Problem to work on: Gather every line in the records below that contains the word "relative".

+--

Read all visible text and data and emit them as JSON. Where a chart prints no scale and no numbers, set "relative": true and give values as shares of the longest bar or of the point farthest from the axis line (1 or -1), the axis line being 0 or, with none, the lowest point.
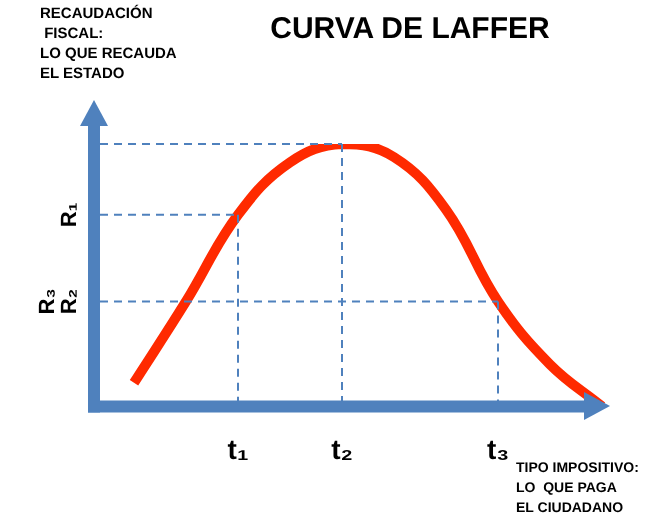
{
  "chart_data": {
    "type": "line",
    "title": "CURVA DE LAFFER",
    "ylabel": "RECAUDACIÓN\n FISCAL:\nLO QUE RECAUDA\nEL ESTADO",
    "xlabel": "TIPO IMPOSITIVO:\nLO  QUE PAGA\nEL CIUDADANO",
    "relative": true,
    "categories": [
      null,
      null,
      "t₁",
      null,
      "t₂",
      null,
      null,
      "t₃",
      null,
      null
    ],
    "series": [
      {
        "color": "#ff2a00",
        "values": [
          0.09,
          0.4,
          0.73,
          0.93,
          1.0,
          0.95,
          0.75,
          0.4,
          0.16,
          0.0
        ]
      }
    ],
    "ref_lines": [
      {
        "axis": "y",
        "value": 1.0,
        "color": "#4f81bd",
        "line_style": "dashed"
      },
      {
        "axis": "y",
        "value": 0.73,
        "label": "R₁",
        "color": "#4f81bd",
        "line_style": "dashed"
      },
      {
        "axis": "y",
        "value": 0.4,
        "label": "R₂",
        "color": "#4f81bd",
        "line_style": "dashed"
      },
      {
        "axis": "x",
        "value": "t₁",
        "color": "#4f81bd",
        "line_style": "dashed"
      },
      {
        "axis": "x",
        "value": "t₂",
        "color": "#4f81bd",
        "line_style": "dashed"
      },
      {
        "axis": "x",
        "value": "t₃",
        "color": "#4f81bd",
        "line_style": "dashed"
      }
    ],
    "annotations": [
      "R₃"
    ],
    "marker": "none",
    "line_style": "solid",
    "grid": false,
    "legend": false
  }
}
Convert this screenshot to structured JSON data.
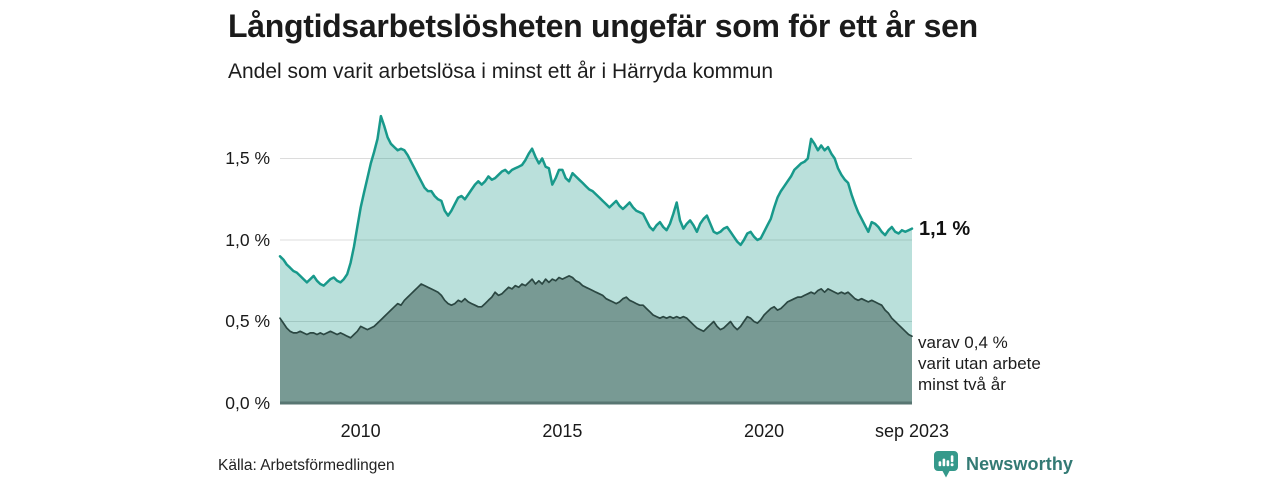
{
  "header": {
    "title": "Långtidsarbetslösheten ungefär som för ett år sen",
    "subtitle": "Andel som varit arbetslösa i minst ett år i Härryda kommun"
  },
  "annotations": {
    "latest_value": "1,1 %",
    "note_lines": [
      "varav 0,4 %",
      "varit utan arbete",
      "minst två år"
    ]
  },
  "footer": {
    "source": "Källa: Arbetsförmedlingen",
    "brand_name": "Newsworthy",
    "brand_icon_color": "#35998b",
    "brand_text_color": "#337a74"
  },
  "chart_data": {
    "type": "area",
    "title": "Långtidsarbetslösheten ungefär som för ett år sen",
    "subtitle": "Andel som varit arbetslösa i minst ett år i Härryda kommun",
    "unit": "%",
    "frequency": "monthly",
    "x_start": "2008-01",
    "x_end": "2023-09",
    "ylim": [
      0,
      1.8
    ],
    "grid": true,
    "grid_color": "#dcdcdc",
    "axis_color": "#587672",
    "yticks": [
      {
        "value": 1.5,
        "label": "1,5 %"
      },
      {
        "value": 1.0,
        "label": "1,0 %"
      },
      {
        "value": 0.5,
        "label": "0,5 %"
      },
      {
        "value": 0.0,
        "label": "0,0 %"
      }
    ],
    "xticks": [
      {
        "t": 2010,
        "label": "2010"
      },
      {
        "t": 2015,
        "label": "2015"
      },
      {
        "t": 2020,
        "label": "2020"
      },
      {
        "t": 2023.6667,
        "label": "sep 2023"
      }
    ],
    "series": [
      {
        "name": "Andel arbetslösa minst ett år",
        "end_label": "1,1 %",
        "end_value": 1.1,
        "line_color": "#18998b",
        "fill_color": "rgba(26,153,137,0.30)",
        "line_width": 2.5,
        "values": [
          0.9,
          0.88,
          0.85,
          0.83,
          0.81,
          0.8,
          0.78,
          0.76,
          0.74,
          0.76,
          0.78,
          0.75,
          0.73,
          0.72,
          0.74,
          0.76,
          0.77,
          0.75,
          0.74,
          0.76,
          0.79,
          0.86,
          0.96,
          1.08,
          1.2,
          1.29,
          1.38,
          1.47,
          1.54,
          1.62,
          1.76,
          1.7,
          1.63,
          1.59,
          1.57,
          1.55,
          1.56,
          1.55,
          1.52,
          1.48,
          1.44,
          1.4,
          1.36,
          1.32,
          1.3,
          1.3,
          1.27,
          1.25,
          1.24,
          1.18,
          1.15,
          1.18,
          1.22,
          1.26,
          1.27,
          1.25,
          1.28,
          1.31,
          1.34,
          1.36,
          1.34,
          1.36,
          1.39,
          1.37,
          1.38,
          1.4,
          1.42,
          1.43,
          1.41,
          1.43,
          1.44,
          1.45,
          1.46,
          1.49,
          1.53,
          1.56,
          1.51,
          1.47,
          1.5,
          1.45,
          1.44,
          1.34,
          1.38,
          1.43,
          1.43,
          1.38,
          1.36,
          1.41,
          1.39,
          1.37,
          1.35,
          1.33,
          1.31,
          1.3,
          1.28,
          1.26,
          1.24,
          1.22,
          1.2,
          1.22,
          1.24,
          1.21,
          1.19,
          1.21,
          1.23,
          1.2,
          1.18,
          1.17,
          1.16,
          1.12,
          1.08,
          1.06,
          1.09,
          1.11,
          1.08,
          1.06,
          1.1,
          1.16,
          1.23,
          1.12,
          1.07,
          1.1,
          1.12,
          1.09,
          1.05,
          1.1,
          1.13,
          1.15,
          1.1,
          1.05,
          1.04,
          1.05,
          1.07,
          1.08,
          1.05,
          1.02,
          0.99,
          0.97,
          1.0,
          1.04,
          1.05,
          1.02,
          1.0,
          1.01,
          1.05,
          1.09,
          1.13,
          1.2,
          1.26,
          1.3,
          1.33,
          1.36,
          1.39,
          1.43,
          1.45,
          1.47,
          1.48,
          1.5,
          1.62,
          1.59,
          1.55,
          1.58,
          1.55,
          1.57,
          1.53,
          1.5,
          1.44,
          1.4,
          1.37,
          1.35,
          1.28,
          1.22,
          1.17,
          1.13,
          1.09,
          1.05,
          1.11,
          1.1,
          1.08,
          1.05,
          1.03,
          1.06,
          1.08,
          1.05,
          1.04,
          1.06,
          1.05,
          1.06,
          1.07
        ]
      },
      {
        "name": "varav arbetslösa minst två år",
        "end_label": "varav 0,4 % varit utan arbete minst två år",
        "end_value": 0.4,
        "line_color": "#2b4742",
        "fill_color": "rgba(39,68,63,0.45)",
        "line_width": 1.7,
        "values": [
          0.52,
          0.49,
          0.46,
          0.44,
          0.43,
          0.43,
          0.44,
          0.43,
          0.42,
          0.43,
          0.43,
          0.42,
          0.43,
          0.42,
          0.43,
          0.44,
          0.43,
          0.42,
          0.43,
          0.42,
          0.41,
          0.4,
          0.42,
          0.44,
          0.47,
          0.46,
          0.45,
          0.46,
          0.47,
          0.49,
          0.51,
          0.53,
          0.55,
          0.57,
          0.59,
          0.61,
          0.6,
          0.63,
          0.65,
          0.67,
          0.69,
          0.71,
          0.73,
          0.72,
          0.71,
          0.7,
          0.69,
          0.68,
          0.66,
          0.63,
          0.61,
          0.6,
          0.61,
          0.63,
          0.62,
          0.64,
          0.62,
          0.61,
          0.6,
          0.59,
          0.59,
          0.61,
          0.63,
          0.65,
          0.68,
          0.66,
          0.67,
          0.69,
          0.71,
          0.7,
          0.72,
          0.71,
          0.73,
          0.72,
          0.74,
          0.76,
          0.73,
          0.75,
          0.73,
          0.76,
          0.74,
          0.76,
          0.75,
          0.77,
          0.76,
          0.77,
          0.78,
          0.77,
          0.75,
          0.74,
          0.72,
          0.71,
          0.7,
          0.69,
          0.68,
          0.67,
          0.66,
          0.64,
          0.63,
          0.62,
          0.61,
          0.62,
          0.64,
          0.65,
          0.63,
          0.62,
          0.61,
          0.6,
          0.6,
          0.58,
          0.56,
          0.54,
          0.53,
          0.52,
          0.53,
          0.52,
          0.53,
          0.52,
          0.53,
          0.52,
          0.53,
          0.52,
          0.5,
          0.48,
          0.46,
          0.45,
          0.44,
          0.46,
          0.48,
          0.5,
          0.47,
          0.45,
          0.46,
          0.48,
          0.5,
          0.47,
          0.45,
          0.47,
          0.5,
          0.53,
          0.52,
          0.5,
          0.49,
          0.51,
          0.54,
          0.56,
          0.58,
          0.59,
          0.57,
          0.58,
          0.6,
          0.62,
          0.63,
          0.64,
          0.65,
          0.65,
          0.66,
          0.67,
          0.68,
          0.67,
          0.69,
          0.7,
          0.68,
          0.7,
          0.69,
          0.68,
          0.67,
          0.68,
          0.67,
          0.68,
          0.66,
          0.64,
          0.63,
          0.64,
          0.63,
          0.62,
          0.63,
          0.62,
          0.61,
          0.6,
          0.57,
          0.55,
          0.52,
          0.5,
          0.48,
          0.46,
          0.44,
          0.42,
          0.41
        ]
      }
    ]
  }
}
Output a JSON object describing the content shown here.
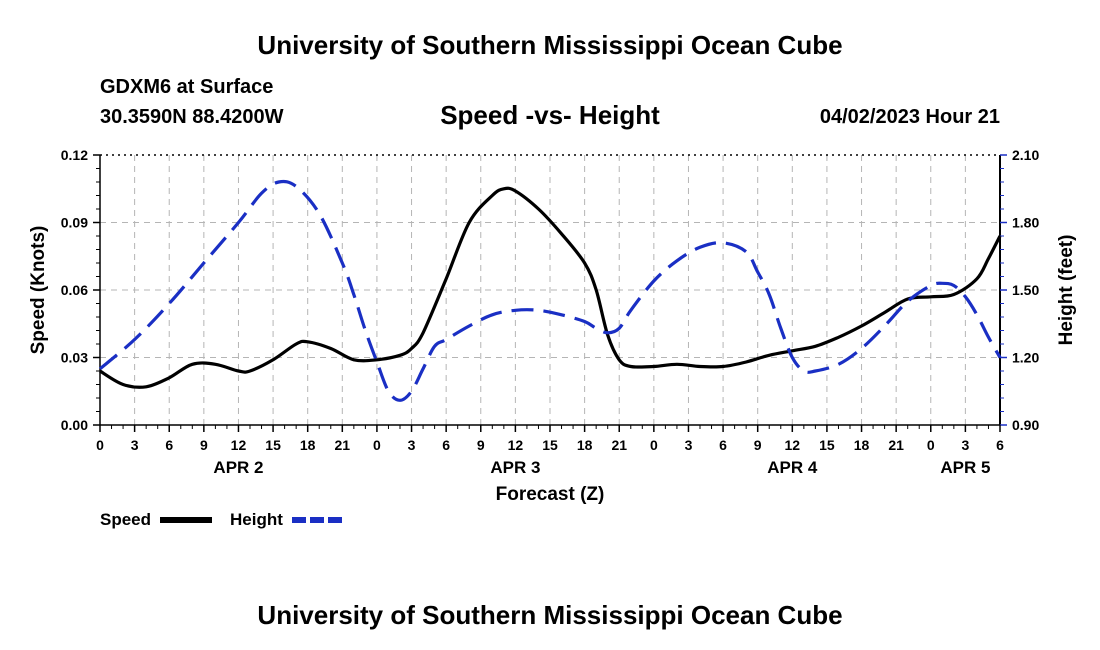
{
  "header": {
    "title": "University of Southern Mississippi Ocean Cube",
    "station": "GDXM6 at Surface",
    "coordinates": "30.3590N  88.4200W",
    "subtitle": "Speed -vs- Height",
    "datetime": "04/02/2023 Hour 21"
  },
  "footer": {
    "title": "University of Southern Mississippi Ocean Cube"
  },
  "chart_data": {
    "type": "line",
    "xlabel": "Forecast (Z)",
    "ylabel_left": "Speed (Knots)",
    "ylabel_right": "Height (feet)",
    "x_hours": [
      0,
      3,
      6,
      9,
      12,
      15,
      18,
      21,
      24,
      27,
      30,
      33,
      36,
      39,
      42,
      45,
      48,
      51,
      54,
      57,
      60,
      63,
      66,
      69,
      72,
      75,
      78
    ],
    "x_tick_labels": [
      "0",
      "3",
      "6",
      "9",
      "12",
      "15",
      "18",
      "21",
      "0",
      "3",
      "6",
      "9",
      "12",
      "15",
      "18",
      "21",
      "0",
      "3",
      "6",
      "9",
      "12",
      "15",
      "18",
      "21",
      "0",
      "3",
      "6"
    ],
    "day_labels": [
      {
        "label": "APR 2",
        "hour": 12
      },
      {
        "label": "APR 3",
        "hour": 36
      },
      {
        "label": "APR 4",
        "hour": 60
      },
      {
        "label": "APR 5",
        "hour": 75
      }
    ],
    "left_axis": {
      "min": 0.0,
      "max": 0.12,
      "ticks": [
        "0.00",
        "0.03",
        "0.06",
        "0.09",
        "0.12"
      ]
    },
    "right_axis": {
      "min": 0.9,
      "max": 2.1,
      "ticks": [
        "0.90",
        "1.20",
        "1.50",
        "1.80",
        "2.10"
      ]
    },
    "series": [
      {
        "name": "Speed",
        "axis": "left",
        "color": "#000000",
        "dash": "solid",
        "points": [
          [
            0,
            0.024
          ],
          [
            2,
            0.018
          ],
          [
            4,
            0.017
          ],
          [
            6,
            0.021
          ],
          [
            8,
            0.027
          ],
          [
            10,
            0.027
          ],
          [
            12,
            0.024
          ],
          [
            13,
            0.024
          ],
          [
            15,
            0.029
          ],
          [
            17,
            0.036
          ],
          [
            18,
            0.037
          ],
          [
            20,
            0.034
          ],
          [
            22,
            0.029
          ],
          [
            24,
            0.029
          ],
          [
            26,
            0.031
          ],
          [
            27,
            0.034
          ],
          [
            28,
            0.041
          ],
          [
            30,
            0.065
          ],
          [
            32,
            0.09
          ],
          [
            34,
            0.102
          ],
          [
            35,
            0.105
          ],
          [
            36,
            0.104
          ],
          [
            38,
            0.096
          ],
          [
            40,
            0.085
          ],
          [
            42,
            0.072
          ],
          [
            43,
            0.06
          ],
          [
            44,
            0.04
          ],
          [
            45,
            0.029
          ],
          [
            46,
            0.026
          ],
          [
            48,
            0.026
          ],
          [
            50,
            0.027
          ],
          [
            52,
            0.026
          ],
          [
            54,
            0.026
          ],
          [
            56,
            0.028
          ],
          [
            58,
            0.031
          ],
          [
            60,
            0.033
          ],
          [
            62,
            0.035
          ],
          [
            64,
            0.039
          ],
          [
            66,
            0.044
          ],
          [
            68,
            0.05
          ],
          [
            70,
            0.056
          ],
          [
            72,
            0.057
          ],
          [
            74,
            0.058
          ],
          [
            76,
            0.065
          ],
          [
            77,
            0.074
          ],
          [
            78,
            0.084
          ]
        ]
      },
      {
        "name": "Height",
        "axis": "right",
        "color": "#1a2fc4",
        "dash": "dashed",
        "points": [
          [
            0,
            1.15
          ],
          [
            3,
            1.28
          ],
          [
            6,
            1.44
          ],
          [
            9,
            1.62
          ],
          [
            12,
            1.8
          ],
          [
            14,
            1.93
          ],
          [
            15.5,
            1.98
          ],
          [
            17,
            1.96
          ],
          [
            19,
            1.84
          ],
          [
            21,
            1.62
          ],
          [
            22,
            1.48
          ],
          [
            23,
            1.32
          ],
          [
            24,
            1.18
          ],
          [
            25,
            1.05
          ],
          [
            26,
            1.01
          ],
          [
            27,
            1.05
          ],
          [
            28,
            1.15
          ],
          [
            29,
            1.25
          ],
          [
            30,
            1.28
          ],
          [
            32,
            1.34
          ],
          [
            34,
            1.39
          ],
          [
            36,
            1.41
          ],
          [
            38,
            1.41
          ],
          [
            40,
            1.39
          ],
          [
            42,
            1.36
          ],
          [
            43,
            1.33
          ],
          [
            44,
            1.31
          ],
          [
            45,
            1.33
          ],
          [
            46,
            1.41
          ],
          [
            48,
            1.54
          ],
          [
            50,
            1.63
          ],
          [
            52,
            1.69
          ],
          [
            54,
            1.71
          ],
          [
            56,
            1.67
          ],
          [
            57,
            1.58
          ],
          [
            58,
            1.48
          ],
          [
            59,
            1.33
          ],
          [
            60,
            1.2
          ],
          [
            61,
            1.14
          ],
          [
            62,
            1.14
          ],
          [
            64,
            1.17
          ],
          [
            66,
            1.24
          ],
          [
            68,
            1.34
          ],
          [
            70,
            1.45
          ],
          [
            72,
            1.52
          ],
          [
            73,
            1.53
          ],
          [
            74,
            1.52
          ],
          [
            75,
            1.47
          ],
          [
            76,
            1.39
          ],
          [
            77,
            1.29
          ],
          [
            78,
            1.2
          ]
        ]
      }
    ]
  },
  "legend": {
    "speed_label": "Speed",
    "height_label": "Height"
  }
}
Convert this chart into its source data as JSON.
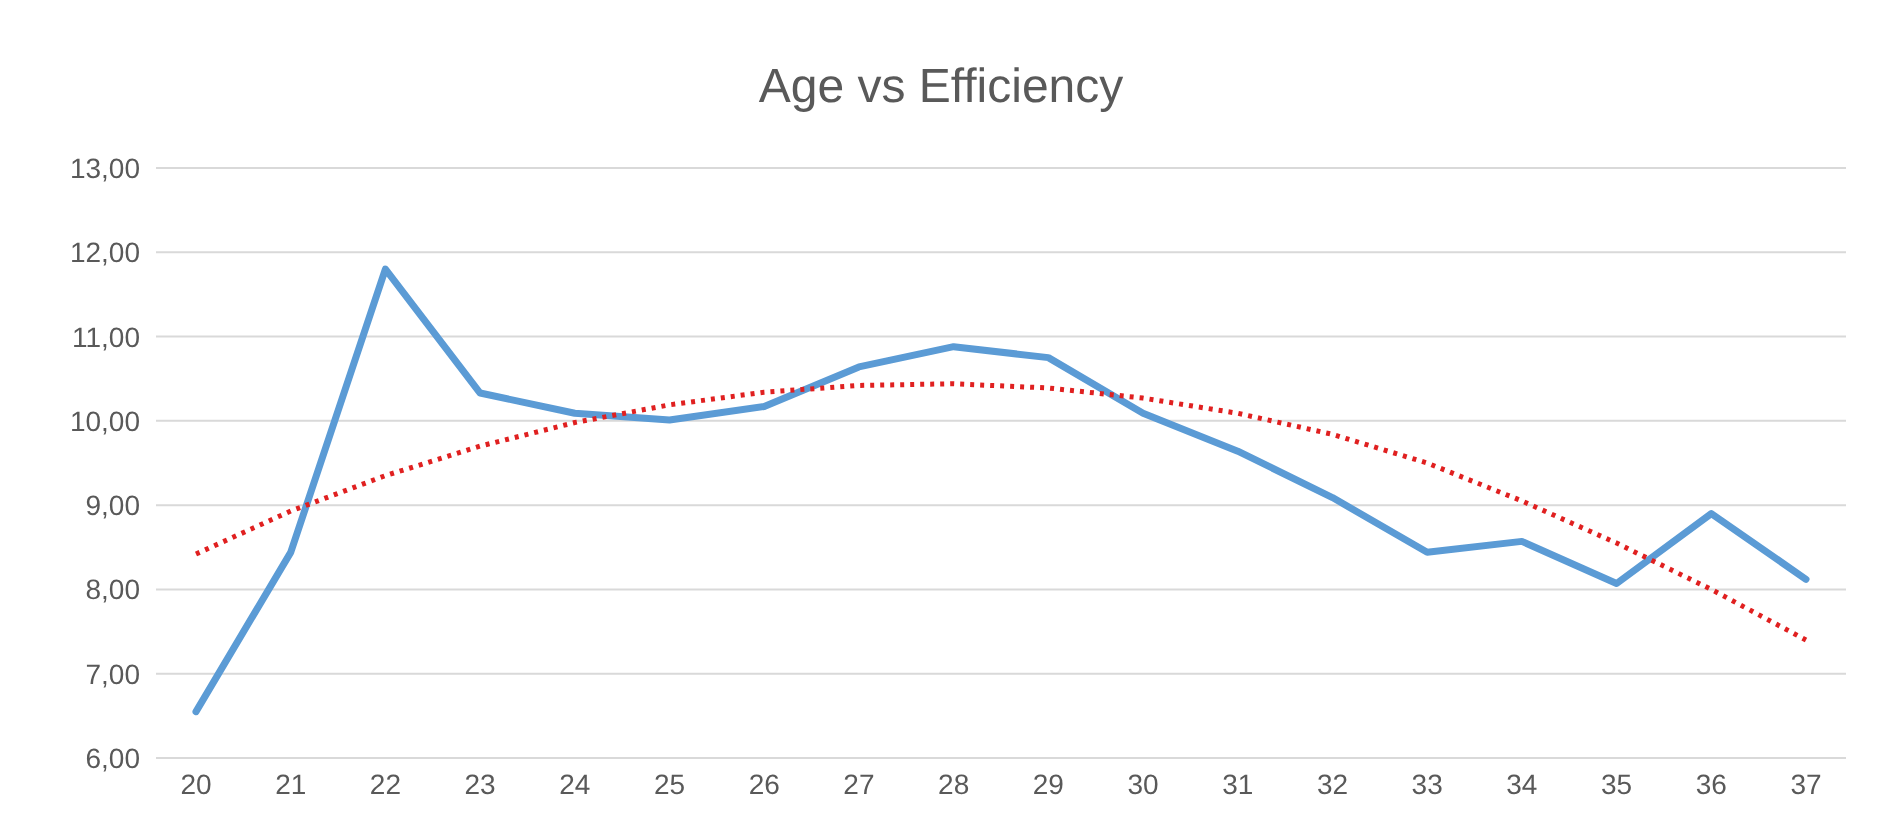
{
  "chart_data": {
    "type": "line",
    "title": "Age vs Efficiency",
    "categories": [
      "20",
      "21",
      "22",
      "23",
      "24",
      "25",
      "26",
      "27",
      "28",
      "29",
      "30",
      "31",
      "32",
      "33",
      "34",
      "35",
      "36",
      "37"
    ],
    "series": [
      {
        "color": "#5b9bd5",
        "values": [
          6.55,
          8.44,
          11.8,
          10.33,
          10.09,
          10.01,
          10.17,
          10.64,
          10.88,
          10.75,
          10.09,
          9.64,
          9.09,
          8.44,
          8.57,
          8.07,
          8.9,
          8.12
        ],
        "line_style": "solid"
      },
      {
        "color": "#e02020",
        "values": [
          8.42,
          8.93,
          9.35,
          9.7,
          9.98,
          10.19,
          10.34,
          10.42,
          10.44,
          10.39,
          10.27,
          10.09,
          9.84,
          9.5,
          9.05,
          8.55,
          8.0,
          7.4
        ],
        "line_style": "dotted"
      }
    ],
    "ylim": [
      6,
      13
    ],
    "yticks": [
      {
        "value": 6,
        "label": "6,00"
      },
      {
        "value": 7,
        "label": "7,00"
      },
      {
        "value": 8,
        "label": "8,00"
      },
      {
        "value": 9,
        "label": "9,00"
      },
      {
        "value": 10,
        "label": "10,00"
      },
      {
        "value": 11,
        "label": "11,00"
      },
      {
        "value": 12,
        "label": "12,00"
      },
      {
        "value": 13,
        "label": "13,00"
      }
    ],
    "grid": "y",
    "marker": "none",
    "legend": false
  }
}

+--

Answer to this exercise:
Read all visible text and data and emit them as JSON. Where a chart prints no scale and no numbers, set "relative": true and give values as shares of the longest bar or of the point farthest from the axis line (1 or -1), the axis line being 0 or, with none, the lowest point.
    "relative": true,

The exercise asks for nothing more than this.